PROBLEM TO SOLVE - Collect all lines from the records below that include the word "name".

Saved data entries
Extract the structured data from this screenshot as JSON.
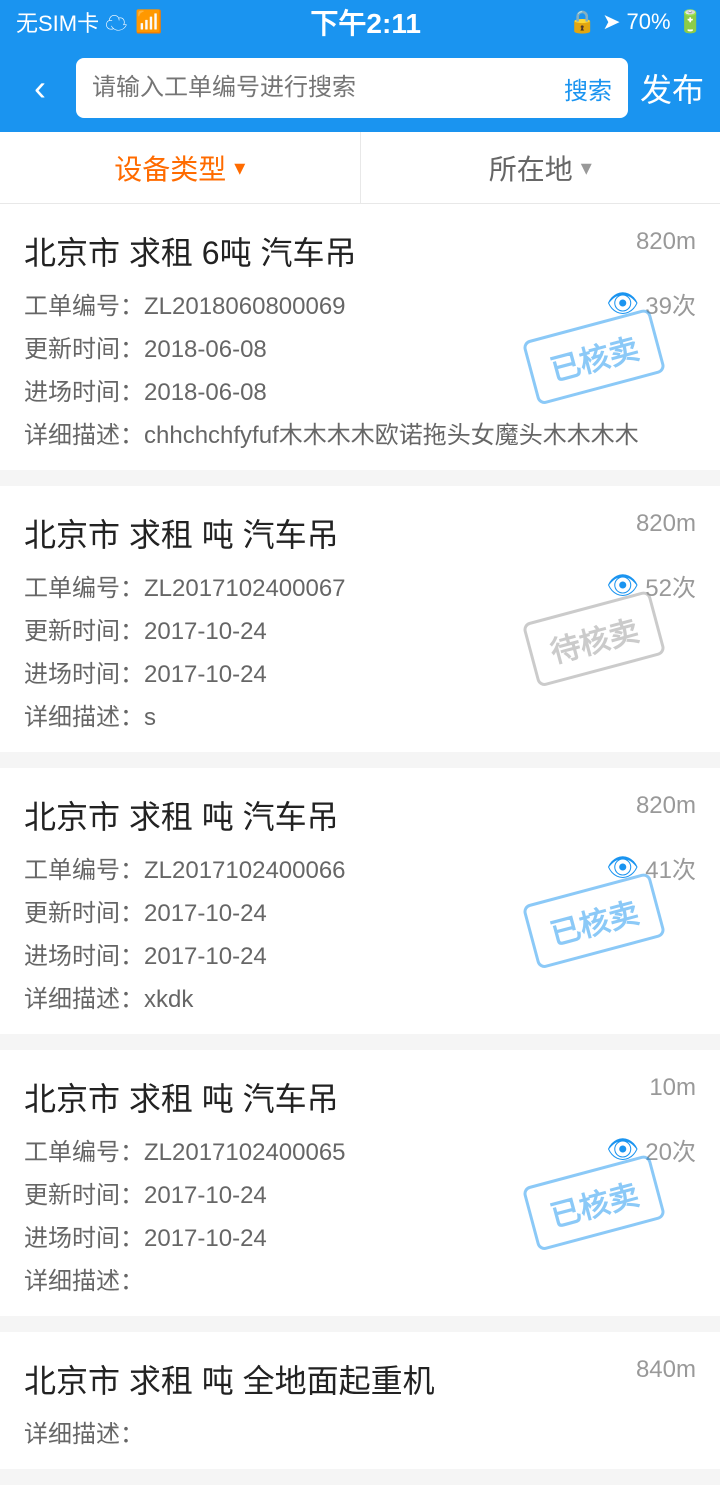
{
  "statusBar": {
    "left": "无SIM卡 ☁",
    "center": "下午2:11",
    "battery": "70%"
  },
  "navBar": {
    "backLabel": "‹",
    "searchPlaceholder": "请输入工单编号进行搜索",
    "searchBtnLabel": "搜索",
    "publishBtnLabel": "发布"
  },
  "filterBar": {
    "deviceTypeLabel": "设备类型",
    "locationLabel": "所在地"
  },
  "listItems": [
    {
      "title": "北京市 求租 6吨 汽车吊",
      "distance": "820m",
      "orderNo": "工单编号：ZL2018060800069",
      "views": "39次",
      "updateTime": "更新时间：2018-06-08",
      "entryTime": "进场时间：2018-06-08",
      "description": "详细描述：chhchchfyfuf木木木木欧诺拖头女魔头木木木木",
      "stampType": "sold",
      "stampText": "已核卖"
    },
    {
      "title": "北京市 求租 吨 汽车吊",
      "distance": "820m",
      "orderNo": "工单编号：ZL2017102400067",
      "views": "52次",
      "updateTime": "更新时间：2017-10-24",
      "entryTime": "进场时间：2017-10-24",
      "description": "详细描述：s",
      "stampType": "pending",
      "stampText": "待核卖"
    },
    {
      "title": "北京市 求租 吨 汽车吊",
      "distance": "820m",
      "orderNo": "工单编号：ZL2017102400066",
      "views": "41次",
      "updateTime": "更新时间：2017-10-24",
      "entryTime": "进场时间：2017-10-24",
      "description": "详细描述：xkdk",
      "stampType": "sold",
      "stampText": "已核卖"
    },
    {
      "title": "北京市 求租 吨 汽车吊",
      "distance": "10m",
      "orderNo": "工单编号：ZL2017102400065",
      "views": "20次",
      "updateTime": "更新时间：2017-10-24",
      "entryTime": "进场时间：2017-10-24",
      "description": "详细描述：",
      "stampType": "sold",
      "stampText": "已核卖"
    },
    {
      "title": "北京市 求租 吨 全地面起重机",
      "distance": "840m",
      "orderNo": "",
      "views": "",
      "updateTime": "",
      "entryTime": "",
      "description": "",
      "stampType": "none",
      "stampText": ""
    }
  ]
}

* * *

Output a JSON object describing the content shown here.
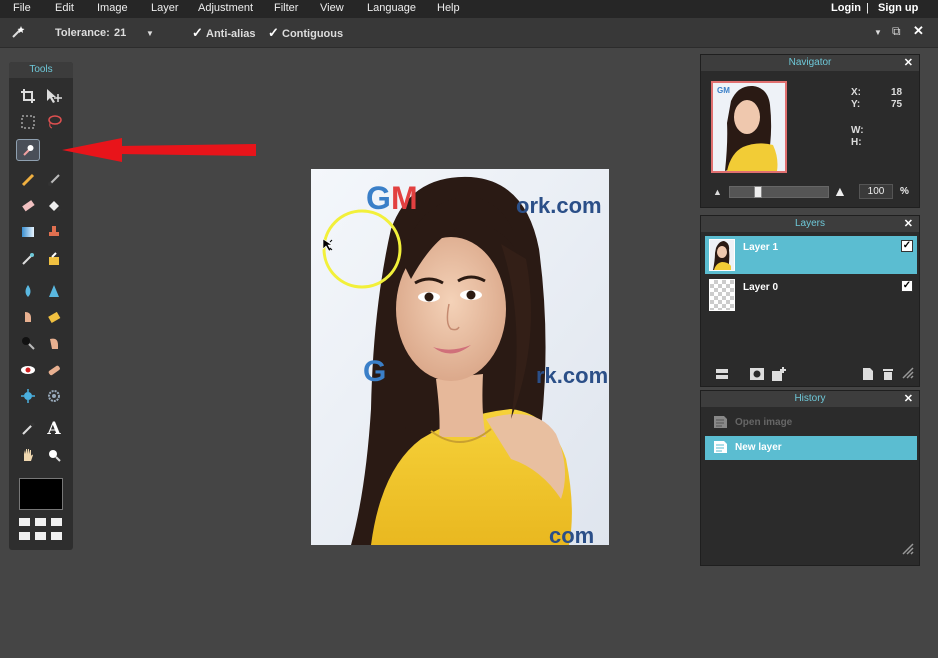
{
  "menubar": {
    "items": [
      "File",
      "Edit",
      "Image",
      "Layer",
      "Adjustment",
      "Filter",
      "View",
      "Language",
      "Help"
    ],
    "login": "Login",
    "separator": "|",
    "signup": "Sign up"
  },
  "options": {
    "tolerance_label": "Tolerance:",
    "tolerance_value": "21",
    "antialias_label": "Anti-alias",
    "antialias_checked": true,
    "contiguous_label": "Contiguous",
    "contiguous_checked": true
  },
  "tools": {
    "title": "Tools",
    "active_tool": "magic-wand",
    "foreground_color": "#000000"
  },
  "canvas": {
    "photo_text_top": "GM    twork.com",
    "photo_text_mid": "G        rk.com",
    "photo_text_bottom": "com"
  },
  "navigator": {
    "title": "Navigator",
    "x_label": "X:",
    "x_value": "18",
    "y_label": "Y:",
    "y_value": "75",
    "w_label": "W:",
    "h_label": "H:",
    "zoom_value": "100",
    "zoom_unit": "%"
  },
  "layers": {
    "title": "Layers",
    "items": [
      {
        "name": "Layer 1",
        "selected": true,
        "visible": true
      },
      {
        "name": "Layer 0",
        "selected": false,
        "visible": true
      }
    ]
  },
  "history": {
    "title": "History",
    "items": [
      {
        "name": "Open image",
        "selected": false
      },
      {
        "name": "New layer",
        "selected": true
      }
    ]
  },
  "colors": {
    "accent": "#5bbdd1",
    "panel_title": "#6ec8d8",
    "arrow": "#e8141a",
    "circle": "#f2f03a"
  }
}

ANSWER TO THIS TASK -
        "name": "Layer 1",
        "name": "Layer 0",
        "name": "Open image",
        "name": "New layer",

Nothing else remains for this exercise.